─── SUPPLIED MATERIAL

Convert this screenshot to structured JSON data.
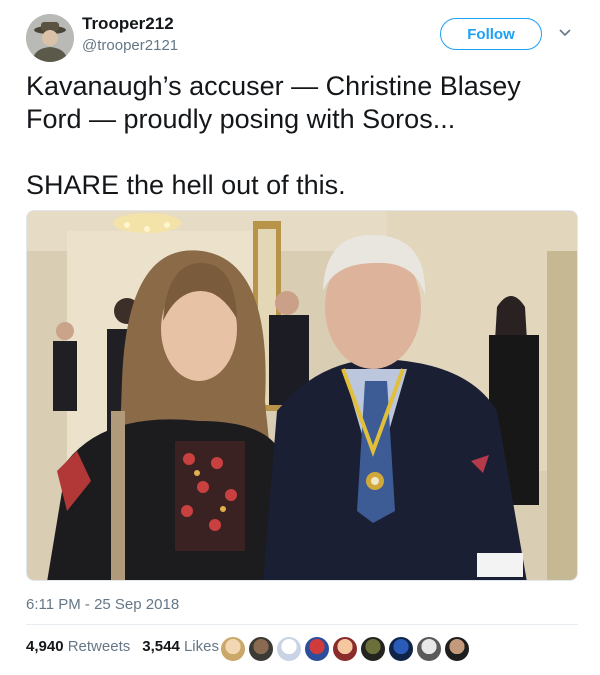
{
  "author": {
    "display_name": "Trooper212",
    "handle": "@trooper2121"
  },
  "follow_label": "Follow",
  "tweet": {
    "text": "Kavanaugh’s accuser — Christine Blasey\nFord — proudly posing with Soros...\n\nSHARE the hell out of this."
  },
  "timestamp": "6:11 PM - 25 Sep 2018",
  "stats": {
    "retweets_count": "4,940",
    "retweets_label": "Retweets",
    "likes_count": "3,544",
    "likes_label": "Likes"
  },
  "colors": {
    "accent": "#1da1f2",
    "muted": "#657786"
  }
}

──────
─── SUPPLIED MATERIAL

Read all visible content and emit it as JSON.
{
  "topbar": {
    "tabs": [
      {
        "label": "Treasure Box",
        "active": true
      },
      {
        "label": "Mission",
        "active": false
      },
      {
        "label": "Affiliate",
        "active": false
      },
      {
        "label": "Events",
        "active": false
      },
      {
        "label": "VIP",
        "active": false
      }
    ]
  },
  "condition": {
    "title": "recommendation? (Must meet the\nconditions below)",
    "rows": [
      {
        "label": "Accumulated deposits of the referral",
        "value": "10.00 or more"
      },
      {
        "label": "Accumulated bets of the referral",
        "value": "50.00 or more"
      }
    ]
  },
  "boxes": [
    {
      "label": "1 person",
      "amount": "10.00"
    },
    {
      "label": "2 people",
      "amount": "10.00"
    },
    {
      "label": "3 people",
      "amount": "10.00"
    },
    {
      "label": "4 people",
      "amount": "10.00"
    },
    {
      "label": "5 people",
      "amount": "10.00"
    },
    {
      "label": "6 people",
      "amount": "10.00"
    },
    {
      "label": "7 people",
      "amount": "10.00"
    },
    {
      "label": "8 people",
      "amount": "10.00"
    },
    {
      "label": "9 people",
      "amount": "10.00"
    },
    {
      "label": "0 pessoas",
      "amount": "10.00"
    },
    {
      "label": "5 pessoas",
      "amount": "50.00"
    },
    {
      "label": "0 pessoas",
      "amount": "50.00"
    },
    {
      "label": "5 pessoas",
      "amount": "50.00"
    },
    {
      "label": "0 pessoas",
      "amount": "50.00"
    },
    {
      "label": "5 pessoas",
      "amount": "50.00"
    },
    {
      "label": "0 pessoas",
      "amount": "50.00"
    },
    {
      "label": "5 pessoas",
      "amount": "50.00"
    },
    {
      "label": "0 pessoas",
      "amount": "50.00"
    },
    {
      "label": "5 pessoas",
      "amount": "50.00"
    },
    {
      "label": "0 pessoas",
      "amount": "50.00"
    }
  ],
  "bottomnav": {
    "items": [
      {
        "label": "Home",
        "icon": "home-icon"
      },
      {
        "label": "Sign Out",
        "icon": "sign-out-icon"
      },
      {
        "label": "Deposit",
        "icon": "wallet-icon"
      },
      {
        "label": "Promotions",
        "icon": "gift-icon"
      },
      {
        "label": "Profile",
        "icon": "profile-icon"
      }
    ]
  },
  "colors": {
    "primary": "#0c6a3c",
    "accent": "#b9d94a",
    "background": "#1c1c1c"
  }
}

──────
─── SUPPLIED MATERIAL

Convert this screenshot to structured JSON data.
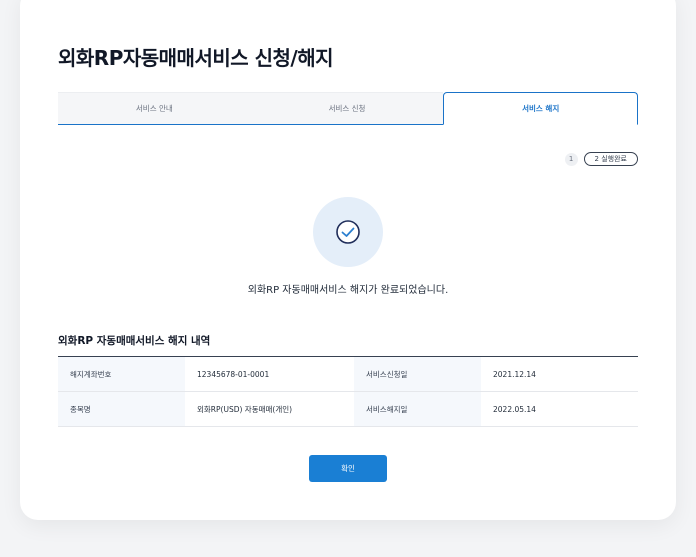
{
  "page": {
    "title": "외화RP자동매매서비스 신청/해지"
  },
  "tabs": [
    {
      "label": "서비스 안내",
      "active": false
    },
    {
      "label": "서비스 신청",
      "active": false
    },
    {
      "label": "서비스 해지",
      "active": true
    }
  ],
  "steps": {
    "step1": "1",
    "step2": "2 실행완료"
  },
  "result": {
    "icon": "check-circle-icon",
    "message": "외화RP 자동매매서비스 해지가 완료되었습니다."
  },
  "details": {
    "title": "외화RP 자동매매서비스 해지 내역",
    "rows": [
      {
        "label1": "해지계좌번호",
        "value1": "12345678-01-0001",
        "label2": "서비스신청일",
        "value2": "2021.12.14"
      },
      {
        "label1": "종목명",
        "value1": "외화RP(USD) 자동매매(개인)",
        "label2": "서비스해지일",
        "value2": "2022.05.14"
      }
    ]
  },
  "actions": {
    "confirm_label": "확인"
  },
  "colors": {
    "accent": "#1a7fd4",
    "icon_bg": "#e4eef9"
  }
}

──────

EXERCISE INSTRUCTIONS
Copy out every line of the data that includes the word "Accumulated".

FULL SOLUTION
        "label": "Accumulated deposits of the referral",
        "label": "Accumulated bets of the referral",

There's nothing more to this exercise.